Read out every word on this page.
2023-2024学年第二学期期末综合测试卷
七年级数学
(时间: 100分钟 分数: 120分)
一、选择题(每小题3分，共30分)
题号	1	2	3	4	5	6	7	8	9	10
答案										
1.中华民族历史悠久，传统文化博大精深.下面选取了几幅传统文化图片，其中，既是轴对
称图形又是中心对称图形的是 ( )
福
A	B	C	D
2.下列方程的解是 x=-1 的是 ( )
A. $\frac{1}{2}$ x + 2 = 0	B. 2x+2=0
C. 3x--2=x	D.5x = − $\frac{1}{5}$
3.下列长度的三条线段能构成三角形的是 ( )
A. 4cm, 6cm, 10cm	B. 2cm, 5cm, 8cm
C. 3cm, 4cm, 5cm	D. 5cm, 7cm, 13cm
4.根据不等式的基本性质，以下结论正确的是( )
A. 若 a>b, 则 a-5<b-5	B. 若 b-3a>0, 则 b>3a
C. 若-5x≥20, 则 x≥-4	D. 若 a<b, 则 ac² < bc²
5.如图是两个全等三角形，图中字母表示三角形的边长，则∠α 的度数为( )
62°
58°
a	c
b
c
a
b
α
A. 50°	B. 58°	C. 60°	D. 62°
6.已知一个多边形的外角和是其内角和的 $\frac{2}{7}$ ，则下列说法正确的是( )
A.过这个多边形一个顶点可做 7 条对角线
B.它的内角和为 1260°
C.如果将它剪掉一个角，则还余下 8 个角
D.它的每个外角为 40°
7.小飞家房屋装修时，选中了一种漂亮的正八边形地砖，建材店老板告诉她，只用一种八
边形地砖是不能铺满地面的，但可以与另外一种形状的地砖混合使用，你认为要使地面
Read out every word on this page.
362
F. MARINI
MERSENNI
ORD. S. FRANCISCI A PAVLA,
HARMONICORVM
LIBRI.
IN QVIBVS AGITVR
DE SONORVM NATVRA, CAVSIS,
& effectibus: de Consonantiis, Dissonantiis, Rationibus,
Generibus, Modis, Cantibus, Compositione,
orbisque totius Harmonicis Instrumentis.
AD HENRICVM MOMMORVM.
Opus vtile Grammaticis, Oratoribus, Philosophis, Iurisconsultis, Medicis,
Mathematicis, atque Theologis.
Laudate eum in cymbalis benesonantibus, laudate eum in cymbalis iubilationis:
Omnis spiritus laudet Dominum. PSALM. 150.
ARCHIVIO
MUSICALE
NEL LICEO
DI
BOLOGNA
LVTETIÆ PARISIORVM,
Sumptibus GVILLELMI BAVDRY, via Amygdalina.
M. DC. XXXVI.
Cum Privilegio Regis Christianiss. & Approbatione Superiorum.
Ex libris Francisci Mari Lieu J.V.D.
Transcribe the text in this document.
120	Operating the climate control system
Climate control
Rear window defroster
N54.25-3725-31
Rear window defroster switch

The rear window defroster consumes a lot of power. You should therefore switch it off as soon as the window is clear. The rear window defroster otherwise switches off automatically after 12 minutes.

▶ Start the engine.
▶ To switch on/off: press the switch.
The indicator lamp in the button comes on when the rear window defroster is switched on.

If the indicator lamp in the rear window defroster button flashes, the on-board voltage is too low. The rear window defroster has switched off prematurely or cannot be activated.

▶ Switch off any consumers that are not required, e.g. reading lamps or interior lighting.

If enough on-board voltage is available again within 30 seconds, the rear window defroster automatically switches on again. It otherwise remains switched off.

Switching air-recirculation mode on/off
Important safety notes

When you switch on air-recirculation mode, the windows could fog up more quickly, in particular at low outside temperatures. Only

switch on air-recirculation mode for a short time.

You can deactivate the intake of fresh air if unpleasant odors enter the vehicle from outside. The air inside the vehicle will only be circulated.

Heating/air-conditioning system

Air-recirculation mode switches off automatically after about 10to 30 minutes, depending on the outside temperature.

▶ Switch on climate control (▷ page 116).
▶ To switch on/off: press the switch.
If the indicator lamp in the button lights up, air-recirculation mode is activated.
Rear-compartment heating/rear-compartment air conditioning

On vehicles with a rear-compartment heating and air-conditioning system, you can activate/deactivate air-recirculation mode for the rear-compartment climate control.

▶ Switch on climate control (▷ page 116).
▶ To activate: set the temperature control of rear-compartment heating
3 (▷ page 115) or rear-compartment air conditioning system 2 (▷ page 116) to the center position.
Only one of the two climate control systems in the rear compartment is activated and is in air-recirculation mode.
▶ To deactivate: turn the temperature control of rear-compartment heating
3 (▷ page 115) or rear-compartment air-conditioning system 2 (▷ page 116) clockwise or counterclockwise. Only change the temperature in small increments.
==========
Request: In the entries above, locate every line with the word "after" and copy it.

Answer below:
The rear window defroster consumes a lot of power. You should therefore switch it off as soon as the window is clear. The rear window defroster otherwise switches off automatically after 12 minutes.
Air-recirculation mode switches off automatically after about 10to 30 minutes, depending on the outside temperature.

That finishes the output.